Stated task |
Where the word "much" occurs in a line, return that line.

[Stored records]
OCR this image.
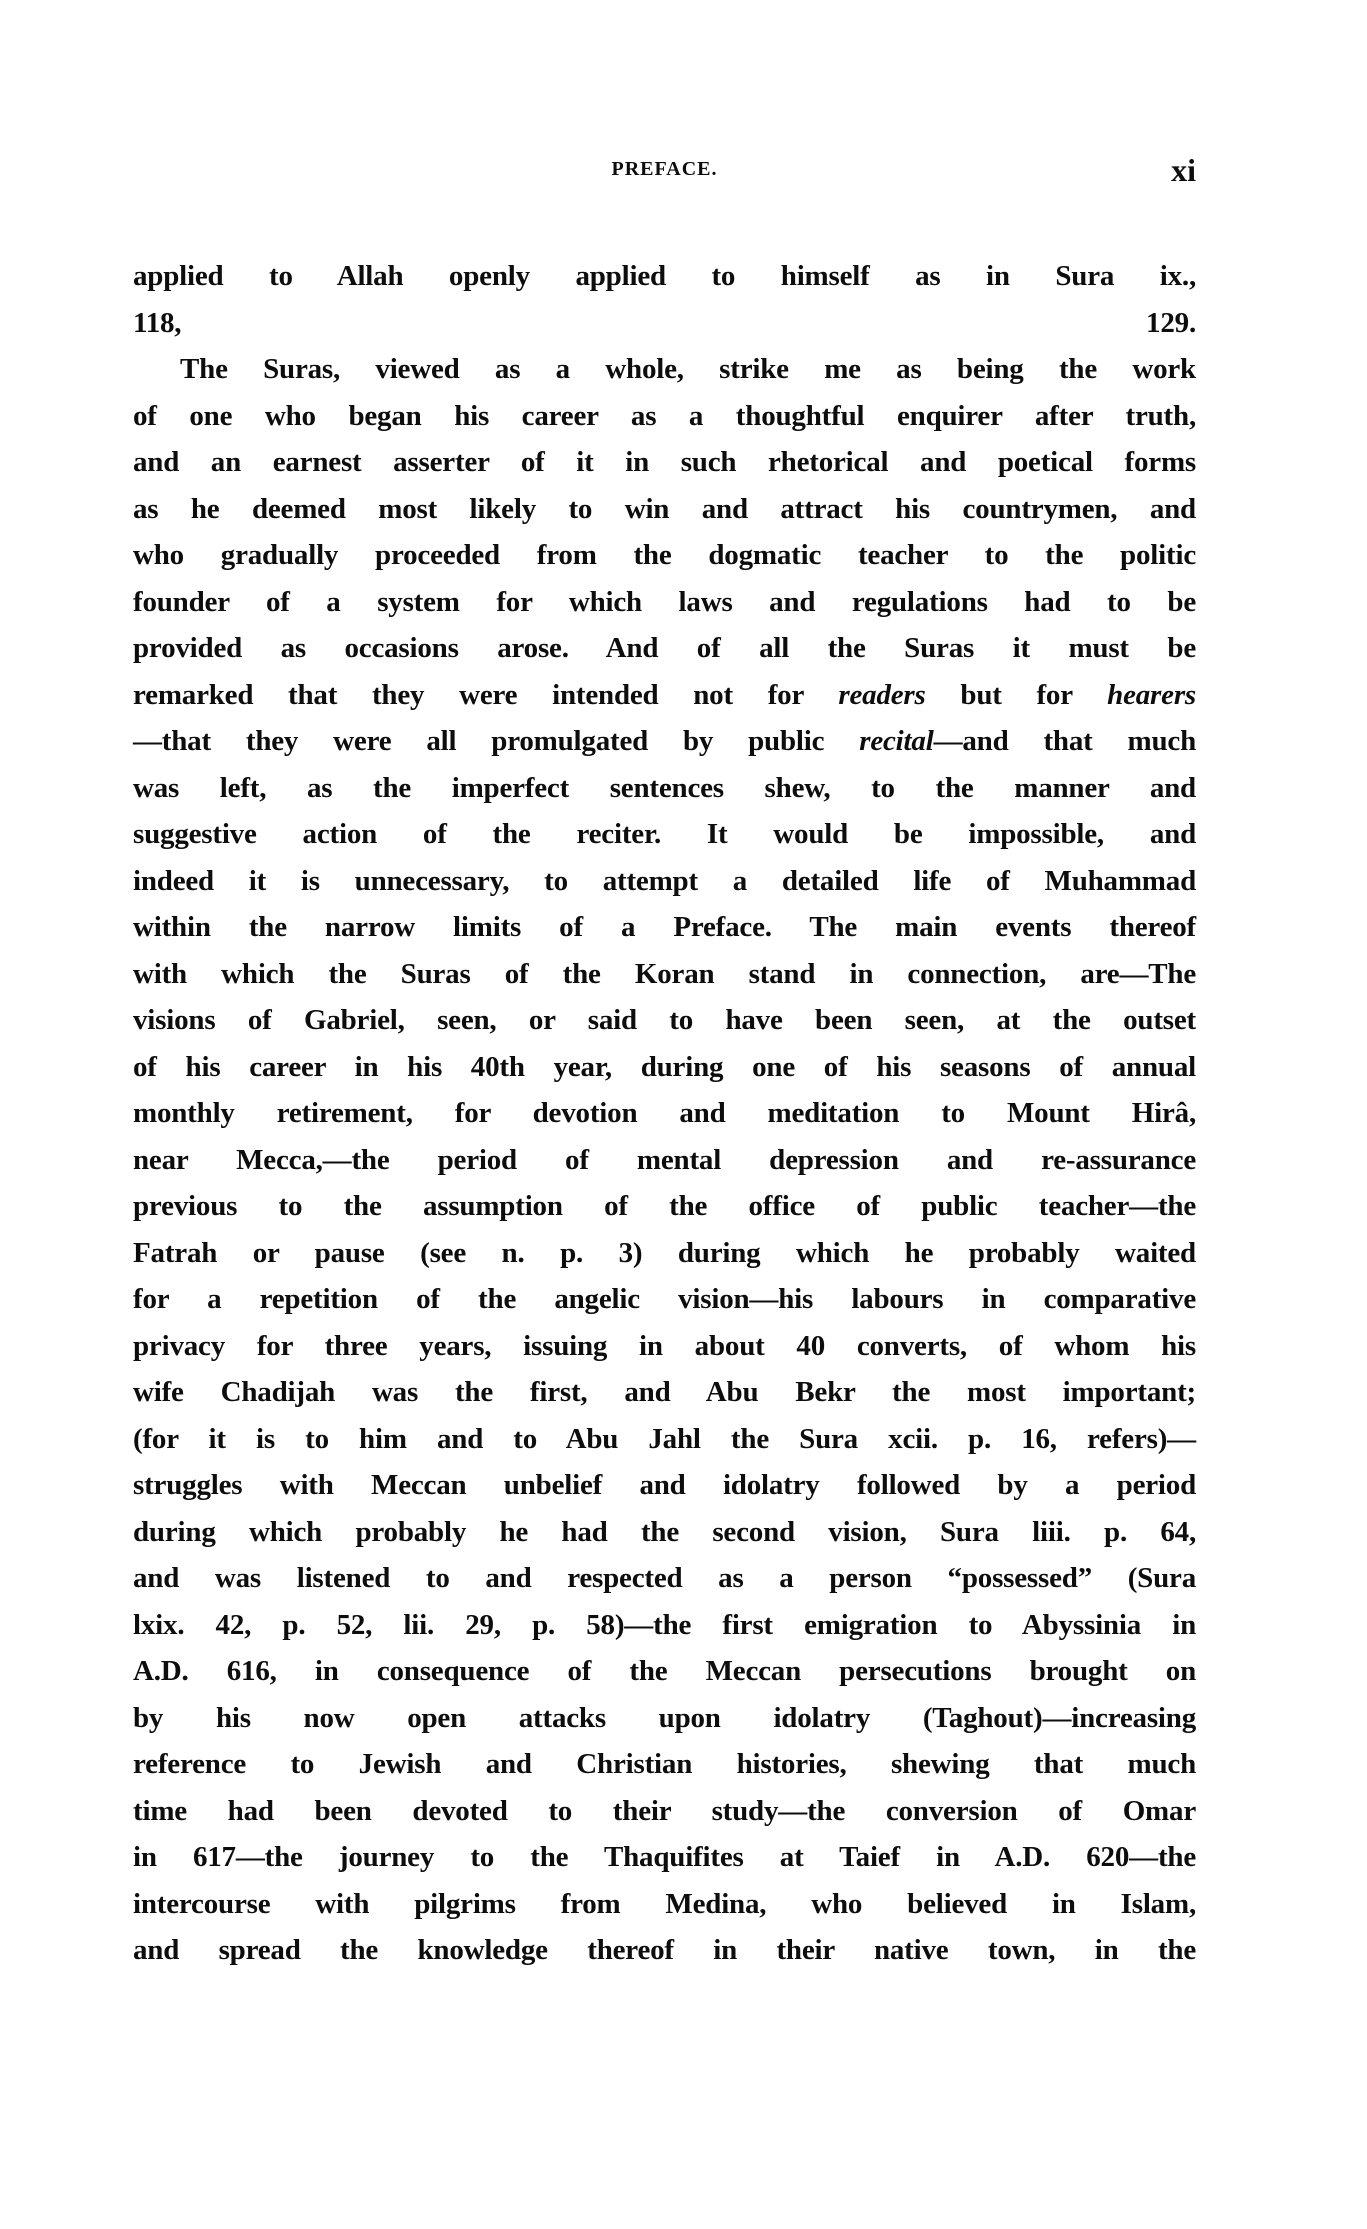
PREFACE.	xi
applied to Allah openly applied to himself as in Sura ix.,
118, 129.
The Suras, viewed as a whole, strike me as being the work
of one who began his career as a thoughtful enquirer after truth,
and an earnest asserter of it in such rhetorical and poetical forms
as he deemed most likely to win and attract his countrymen, and
who gradually proceeded from the dogmatic teacher to the politic
founder of a system for which laws and regulations had to be
provided as occasions arose. And of all the Suras it must be
remarked that they were intended not for readers but for hearers
—that they were all promulgated by public recital—and that much
was left, as the imperfect sentences shew, to the manner and
suggestive action of the reciter. It would be impossible, and
indeed it is unnecessary, to attempt a detailed life of Muhammad
within the narrow limits of a Preface. The main events thereof
with which the Suras of the Koran stand in connection, are—The
visions of Gabriel, seen, or said to have been seen, at the outset
of his career in his 40th year, during one of his seasons of annual
monthly retirement, for devotion and meditation to Mount Hirâ,
near Mecca,—the period of mental depression and re-assurance
previous to the assumption of the office of public teacher—the
Fatrah or pause (see n. p. 3) during which he probably waited
for a repetition of the angelic vision—his labours in comparative
privacy for three years, issuing in about 40 converts, of whom his
wife Chadijah was the first, and Abu Bekr the most important;
(for it is to him and to Abu Jahl the Sura xcii. p. 16, refers)—
struggles with Meccan unbelief and idolatry followed by a period
during which probably he had the second vision, Sura liii. p. 64,
and was listened to and respected as a person “possessed” (Sura
lxix. 42, p. 52, lii. 29, p. 58)—the first emigration to Abyssinia in
A.D. 616, in consequence of the Meccan persecutions brought on
by his now open attacks upon idolatry (Taghout)—increasing
reference to Jewish and Christian histories, shewing that much
time had been devoted to their study—the conversion of Omar
in 617—the journey to the Thaquifites at Taief in A.D. 620—the
intercourse with pilgrims from Medina, who believed in Islam,
and spread the knowledge thereof in their native town, in the
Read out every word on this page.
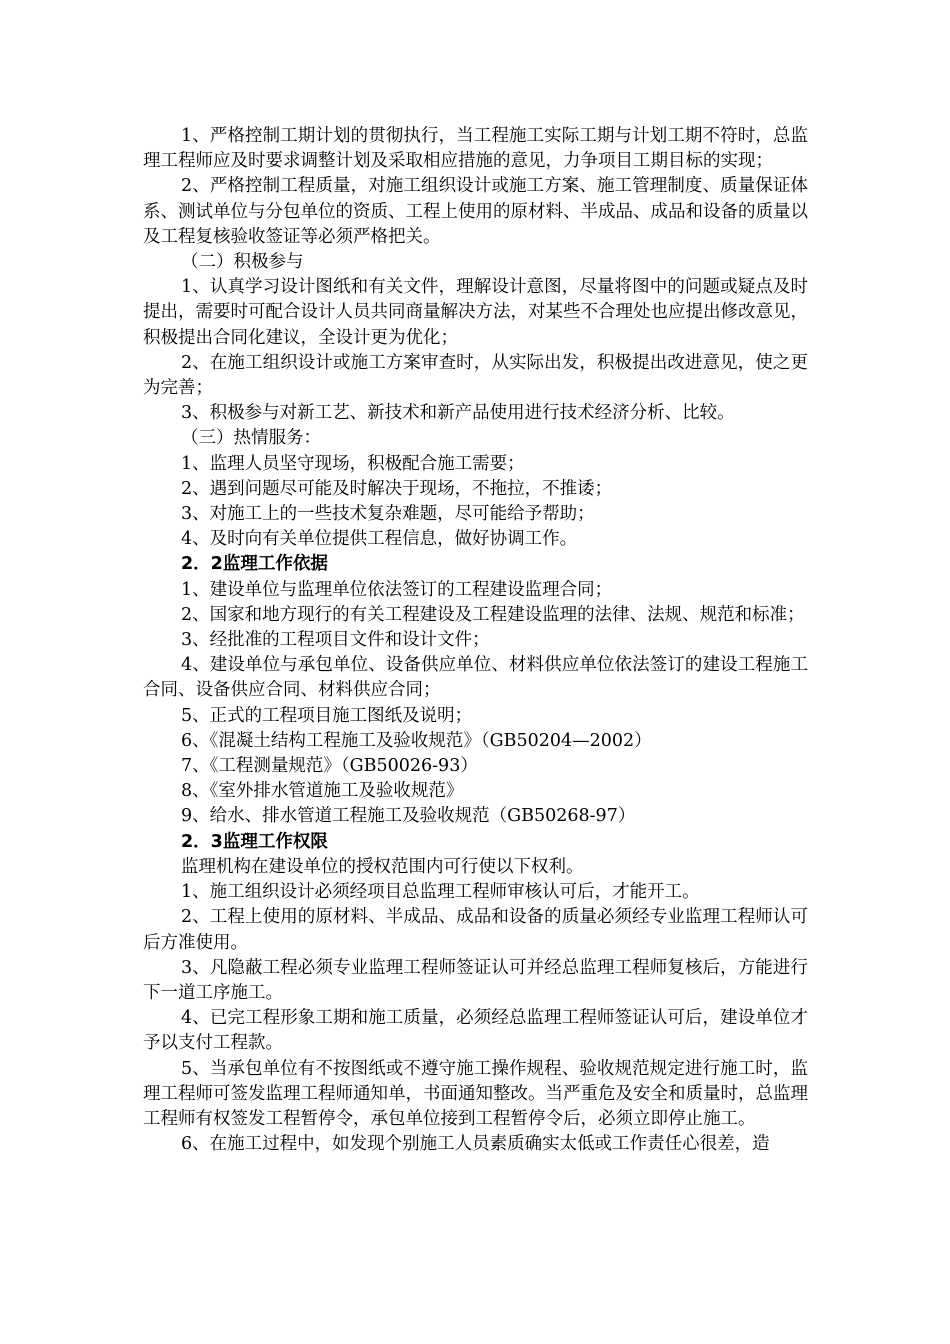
1、严格控制工期计划的贯彻执行，当工程施工实际工期与计划工期不符时，总监理工程师应及时要求调整计划及采取相应措施的意见，力争项目工期目标的实现；

2、严格控制工程质量，对施工组织设计或施工方案、施工管理制度、质量保证体系、测试单位与分包单位的资质、工程上使用的原材料、半成品、成品和设备的质量以及工程复核验收签证等必须严格把关。

（二）积极参与

1、认真学习设计图纸和有关文件，理解设计意图，尽量将图中的问题或疑点及时提出，需要时可配合设计人员共同商量解决方法，对某些不合理处也应提出修改意见，积极提出合同化建议，全设计更为优化；

2、在施工组织设计或施工方案审查时，从实际出发，积极提出改进意见，使之更为完善；

3、积极参与对新工艺、新技术和新产品使用进行技术经济分析、比较。

（三）热情服务：

1、监理人员坚守现场，积极配合施工需要；

2、遇到问题尽可能及时解决于现场，不拖拉，不推诿；

3、对施工上的一些技术复杂难题，尽可能给予帮助；

4、及时向有关单位提供工程信息，做好协调工作。

2．2监理工作依据

1、建设单位与监理单位依法签订的工程建设监理合同；

2、国家和地方现行的有关工程建设及工程建设监理的法律、法规、规范和标准；

3、经批准的工程项目文件和设计文件；

4、建设单位与承包单位、设备供应单位、材料供应单位依法签订的建设工程施工合同、设备供应合同、材料供应合同；

5、正式的工程项目施工图纸及说明；

6、《混凝土结构工程施工及验收规范》（GB50204—2002）

7、《工程测量规范》（GB50026-93）

8、《室外排水管道施工及验收规范》

9、给水、排水管道工程施工及验收规范（GB50268-97）

2．3监理工作权限

监理机构在建设单位的授权范围内可行使以下权利。

1、施工组织设计必须经项目总监理工程师审核认可后，才能开工。

2、工程上使用的原材料、半成品、成品和设备的质量必须经专业监理工程师认可后方准使用。

3、凡隐蔽工程必须专业监理工程师签证认可并经总监理工程师复核后，方能进行下一道工序施工。

4、已完工程形象工期和施工质量，必须经总监理工程师签证认可后，建设单位才予以支付工程款。

5、当承包单位有不按图纸或不遵守施工操作规程、验收规范规定进行施工时，监理工程师可签发监理工程师通知单，书面通知整改。当严重危及安全和质量时，总监理工程师有权签发工程暂停令，承包单位接到工程暂停令后，必须立即停止施工。

6、在施工过程中，如发现个别施工人员素质确实太低或工作责任心很差，造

Reply to the task |
—that they were all promulgated by public recital—and that much
reference to Jewish and Christian histories, shewing that much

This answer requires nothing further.